What you are asked to do |
The records must be duplicated exactly, with every picture left out.

Start of Supplied material

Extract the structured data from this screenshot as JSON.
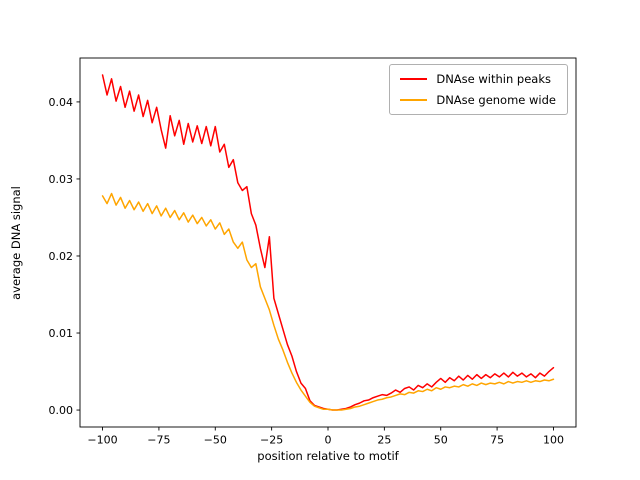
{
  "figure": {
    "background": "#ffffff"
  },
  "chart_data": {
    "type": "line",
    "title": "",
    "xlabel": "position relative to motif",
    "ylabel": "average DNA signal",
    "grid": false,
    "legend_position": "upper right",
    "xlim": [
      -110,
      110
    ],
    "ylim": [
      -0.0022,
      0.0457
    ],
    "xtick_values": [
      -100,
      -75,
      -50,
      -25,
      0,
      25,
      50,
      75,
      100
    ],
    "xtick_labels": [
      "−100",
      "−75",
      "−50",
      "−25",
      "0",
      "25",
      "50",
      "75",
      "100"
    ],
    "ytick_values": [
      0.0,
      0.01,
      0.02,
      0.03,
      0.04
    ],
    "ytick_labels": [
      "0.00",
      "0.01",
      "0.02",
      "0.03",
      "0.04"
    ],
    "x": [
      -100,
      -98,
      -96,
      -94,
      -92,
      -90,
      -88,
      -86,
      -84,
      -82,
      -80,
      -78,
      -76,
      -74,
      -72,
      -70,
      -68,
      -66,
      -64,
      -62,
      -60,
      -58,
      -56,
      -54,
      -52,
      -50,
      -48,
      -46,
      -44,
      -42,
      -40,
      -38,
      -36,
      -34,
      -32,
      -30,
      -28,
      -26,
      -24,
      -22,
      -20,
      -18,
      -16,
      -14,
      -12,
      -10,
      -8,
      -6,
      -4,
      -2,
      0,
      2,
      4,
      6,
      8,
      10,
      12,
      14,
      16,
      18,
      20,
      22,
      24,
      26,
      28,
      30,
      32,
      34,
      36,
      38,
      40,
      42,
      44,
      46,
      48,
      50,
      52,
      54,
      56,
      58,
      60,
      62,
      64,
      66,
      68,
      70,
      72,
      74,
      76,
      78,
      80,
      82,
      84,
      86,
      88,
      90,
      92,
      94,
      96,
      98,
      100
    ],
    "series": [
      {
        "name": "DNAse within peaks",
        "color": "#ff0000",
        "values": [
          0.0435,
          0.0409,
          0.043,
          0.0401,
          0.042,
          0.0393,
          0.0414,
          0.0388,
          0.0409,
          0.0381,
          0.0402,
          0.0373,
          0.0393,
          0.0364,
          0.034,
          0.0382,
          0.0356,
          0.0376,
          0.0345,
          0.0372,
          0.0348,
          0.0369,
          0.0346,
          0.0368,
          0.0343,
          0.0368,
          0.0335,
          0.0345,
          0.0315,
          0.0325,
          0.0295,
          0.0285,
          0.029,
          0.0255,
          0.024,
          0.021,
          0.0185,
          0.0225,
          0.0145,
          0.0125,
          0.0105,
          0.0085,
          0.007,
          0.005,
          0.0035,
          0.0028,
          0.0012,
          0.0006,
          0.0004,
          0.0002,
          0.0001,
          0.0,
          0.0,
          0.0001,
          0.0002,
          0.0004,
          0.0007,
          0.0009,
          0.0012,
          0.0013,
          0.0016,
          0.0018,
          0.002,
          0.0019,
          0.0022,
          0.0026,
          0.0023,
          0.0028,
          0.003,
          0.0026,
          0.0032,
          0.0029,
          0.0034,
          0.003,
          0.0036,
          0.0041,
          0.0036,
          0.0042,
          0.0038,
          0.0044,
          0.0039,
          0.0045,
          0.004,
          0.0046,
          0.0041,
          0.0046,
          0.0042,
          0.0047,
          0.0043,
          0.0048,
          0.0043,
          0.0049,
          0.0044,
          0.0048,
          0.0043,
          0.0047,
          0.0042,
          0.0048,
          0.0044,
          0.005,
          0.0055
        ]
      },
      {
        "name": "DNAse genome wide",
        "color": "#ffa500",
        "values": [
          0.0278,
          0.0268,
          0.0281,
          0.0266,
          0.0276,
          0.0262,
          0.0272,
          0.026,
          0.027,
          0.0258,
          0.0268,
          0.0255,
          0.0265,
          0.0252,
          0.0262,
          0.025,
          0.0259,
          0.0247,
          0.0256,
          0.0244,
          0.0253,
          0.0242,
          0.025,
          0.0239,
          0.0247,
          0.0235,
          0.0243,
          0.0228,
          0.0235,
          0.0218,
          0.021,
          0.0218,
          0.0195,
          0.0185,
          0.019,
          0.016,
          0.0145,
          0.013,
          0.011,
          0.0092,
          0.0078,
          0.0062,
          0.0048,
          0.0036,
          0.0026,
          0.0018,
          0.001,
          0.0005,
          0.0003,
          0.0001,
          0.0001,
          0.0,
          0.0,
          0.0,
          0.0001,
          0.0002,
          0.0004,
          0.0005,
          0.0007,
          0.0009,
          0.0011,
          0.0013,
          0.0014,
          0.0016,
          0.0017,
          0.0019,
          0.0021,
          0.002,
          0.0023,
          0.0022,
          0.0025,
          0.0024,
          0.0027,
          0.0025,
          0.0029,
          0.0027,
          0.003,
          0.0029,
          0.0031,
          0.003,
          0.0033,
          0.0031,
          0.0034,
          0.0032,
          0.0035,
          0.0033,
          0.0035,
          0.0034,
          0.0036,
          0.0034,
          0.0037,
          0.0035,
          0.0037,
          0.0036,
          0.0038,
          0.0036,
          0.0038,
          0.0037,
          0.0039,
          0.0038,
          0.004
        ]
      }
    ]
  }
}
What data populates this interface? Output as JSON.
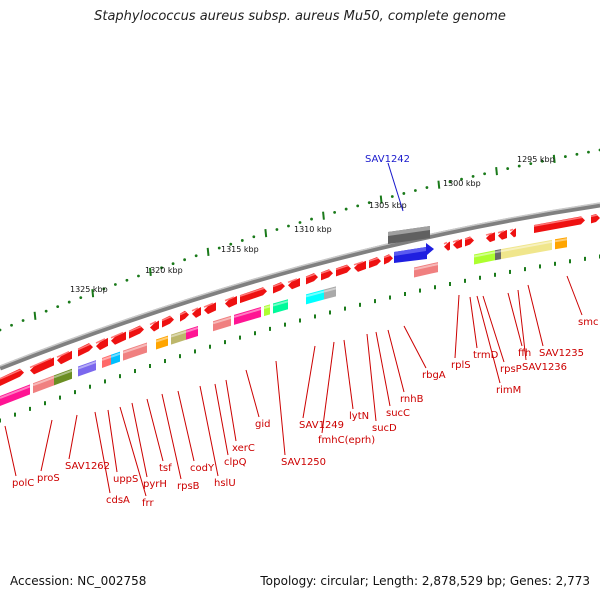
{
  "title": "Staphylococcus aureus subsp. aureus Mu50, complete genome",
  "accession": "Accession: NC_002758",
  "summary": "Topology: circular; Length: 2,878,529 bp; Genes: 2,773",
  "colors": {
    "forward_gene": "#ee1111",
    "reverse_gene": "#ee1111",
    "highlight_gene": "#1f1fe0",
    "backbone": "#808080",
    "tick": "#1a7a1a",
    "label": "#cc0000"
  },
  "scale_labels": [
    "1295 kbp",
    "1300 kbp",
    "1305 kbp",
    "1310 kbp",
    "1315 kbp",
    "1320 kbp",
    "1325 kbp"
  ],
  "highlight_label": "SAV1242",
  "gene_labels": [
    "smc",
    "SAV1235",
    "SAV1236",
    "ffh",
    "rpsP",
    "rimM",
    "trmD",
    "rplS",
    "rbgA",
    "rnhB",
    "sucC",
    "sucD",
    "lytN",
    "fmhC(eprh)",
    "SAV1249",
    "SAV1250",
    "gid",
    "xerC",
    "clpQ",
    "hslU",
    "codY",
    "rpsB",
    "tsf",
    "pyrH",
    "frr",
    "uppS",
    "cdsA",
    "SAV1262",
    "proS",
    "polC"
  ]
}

End of Supplied material

Reply |
Extract the structured data from this screenshot as JSON.
{
  "figure": {
    "background": "#ffffff"
  },
  "chart_data": {
    "type": "line",
    "title": "",
    "xlabel": "position relative to motif",
    "ylabel": "average DNA signal",
    "grid": false,
    "legend_position": "upper right",
    "xlim": [
      -110,
      110
    ],
    "ylim": [
      -0.0022,
      0.0457
    ],
    "xtick_values": [
      -100,
      -75,
      -50,
      -25,
      0,
      25,
      50,
      75,
      100
    ],
    "xtick_labels": [
      "−100",
      "−75",
      "−50",
      "−25",
      "0",
      "25",
      "50",
      "75",
      "100"
    ],
    "ytick_values": [
      0.0,
      0.01,
      0.02,
      0.03,
      0.04
    ],
    "ytick_labels": [
      "0.00",
      "0.01",
      "0.02",
      "0.03",
      "0.04"
    ],
    "x": [
      -100,
      -98,
      -96,
      -94,
      -92,
      -90,
      -88,
      -86,
      -84,
      -82,
      -80,
      -78,
      -76,
      -74,
      -72,
      -70,
      -68,
      -66,
      -64,
      -62,
      -60,
      -58,
      -56,
      -54,
      -52,
      -50,
      -48,
      -46,
      -44,
      -42,
      -40,
      -38,
      -36,
      -34,
      -32,
      -30,
      -28,
      -26,
      -24,
      -22,
      -20,
      -18,
      -16,
      -14,
      -12,
      -10,
      -8,
      -6,
      -4,
      -2,
      0,
      2,
      4,
      6,
      8,
      10,
      12,
      14,
      16,
      18,
      20,
      22,
      24,
      26,
      28,
      30,
      32,
      34,
      36,
      38,
      40,
      42,
      44,
      46,
      48,
      50,
      52,
      54,
      56,
      58,
      60,
      62,
      64,
      66,
      68,
      70,
      72,
      74,
      76,
      78,
      80,
      82,
      84,
      86,
      88,
      90,
      92,
      94,
      96,
      98,
      100
    ],
    "series": [
      {
        "name": "DNAse within peaks",
        "color": "#ff0000",
        "values": [
          0.0435,
          0.0409,
          0.043,
          0.0401,
          0.042,
          0.0393,
          0.0414,
          0.0388,
          0.0409,
          0.0381,
          0.0402,
          0.0373,
          0.0393,
          0.0364,
          0.034,
          0.0382,
          0.0356,
          0.0376,
          0.0345,
          0.0372,
          0.0348,
          0.0369,
          0.0346,
          0.0368,
          0.0343,
          0.0368,
          0.0335,
          0.0345,
          0.0315,
          0.0325,
          0.0295,
          0.0285,
          0.029,
          0.0255,
          0.024,
          0.021,
          0.0185,
          0.0225,
          0.0145,
          0.0125,
          0.0105,
          0.0085,
          0.007,
          0.005,
          0.0035,
          0.0028,
          0.0012,
          0.0006,
          0.0004,
          0.0002,
          0.0001,
          0.0,
          0.0,
          0.0001,
          0.0002,
          0.0004,
          0.0007,
          0.0009,
          0.0012,
          0.0013,
          0.0016,
          0.0018,
          0.002,
          0.0019,
          0.0022,
          0.0026,
          0.0023,
          0.0028,
          0.003,
          0.0026,
          0.0032,
          0.0029,
          0.0034,
          0.003,
          0.0036,
          0.0041,
          0.0036,
          0.0042,
          0.0038,
          0.0044,
          0.0039,
          0.0045,
          0.004,
          0.0046,
          0.0041,
          0.0046,
          0.0042,
          0.0047,
          0.0043,
          0.0048,
          0.0043,
          0.0049,
          0.0044,
          0.0048,
          0.0043,
          0.0047,
          0.0042,
          0.0048,
          0.0044,
          0.005,
          0.0055
        ]
      },
      {
        "name": "DNAse genome wide",
        "color": "#ffa500",
        "values": [
          0.0278,
          0.0268,
          0.0281,
          0.0266,
          0.0276,
          0.0262,
          0.0272,
          0.026,
          0.027,
          0.0258,
          0.0268,
          0.0255,
          0.0265,
          0.0252,
          0.0262,
          0.025,
          0.0259,
          0.0247,
          0.0256,
          0.0244,
          0.0253,
          0.0242,
          0.025,
          0.0239,
          0.0247,
          0.0235,
          0.0243,
          0.0228,
          0.0235,
          0.0218,
          0.021,
          0.0218,
          0.0195,
          0.0185,
          0.019,
          0.016,
          0.0145,
          0.013,
          0.011,
          0.0092,
          0.0078,
          0.0062,
          0.0048,
          0.0036,
          0.0026,
          0.0018,
          0.001,
          0.0005,
          0.0003,
          0.0001,
          0.0001,
          0.0,
          0.0,
          0.0,
          0.0001,
          0.0002,
          0.0004,
          0.0005,
          0.0007,
          0.0009,
          0.0011,
          0.0013,
          0.0014,
          0.0016,
          0.0017,
          0.0019,
          0.0021,
          0.002,
          0.0023,
          0.0022,
          0.0025,
          0.0024,
          0.0027,
          0.0025,
          0.0029,
          0.0027,
          0.003,
          0.0029,
          0.0031,
          0.003,
          0.0033,
          0.0031,
          0.0034,
          0.0032,
          0.0035,
          0.0033,
          0.0035,
          0.0034,
          0.0036,
          0.0034,
          0.0037,
          0.0035,
          0.0037,
          0.0036,
          0.0038,
          0.0036,
          0.0038,
          0.0037,
          0.0039,
          0.0038,
          0.004
        ]
      }
    ]
  }
}
What data populates this interface? Output as JSON.
{
  "title": "Staphylococcus aureus subsp. aureus Mu50, complete genome",
  "accession": "Accession: NC_002758",
  "summary": "Topology: circular; Length: 2,878,529 bp; Genes: 2,773",
  "colors": {
    "forward_gene": "#ee1111",
    "reverse_gene": "#ee1111",
    "highlight_gene": "#1f1fe0",
    "backbone": "#808080",
    "tick": "#1a7a1a",
    "label": "#cc0000"
  },
  "scale_labels": [
    "1295 kbp",
    "1300 kbp",
    "1305 kbp",
    "1310 kbp",
    "1315 kbp",
    "1320 kbp",
    "1325 kbp"
  ],
  "highlight_label": "SAV1242",
  "gene_labels": [
    "smc",
    "SAV1235",
    "SAV1236",
    "ffh",
    "rpsP",
    "rimM",
    "trmD",
    "rplS",
    "rbgA",
    "rnhB",
    "sucC",
    "sucD",
    "lytN",
    "fmhC(eprh)",
    "SAV1249",
    "SAV1250",
    "gid",
    "xerC",
    "clpQ",
    "hslU",
    "codY",
    "rpsB",
    "tsf",
    "pyrH",
    "frr",
    "uppS",
    "cdsA",
    "SAV1262",
    "proS",
    "polC"
  ]
}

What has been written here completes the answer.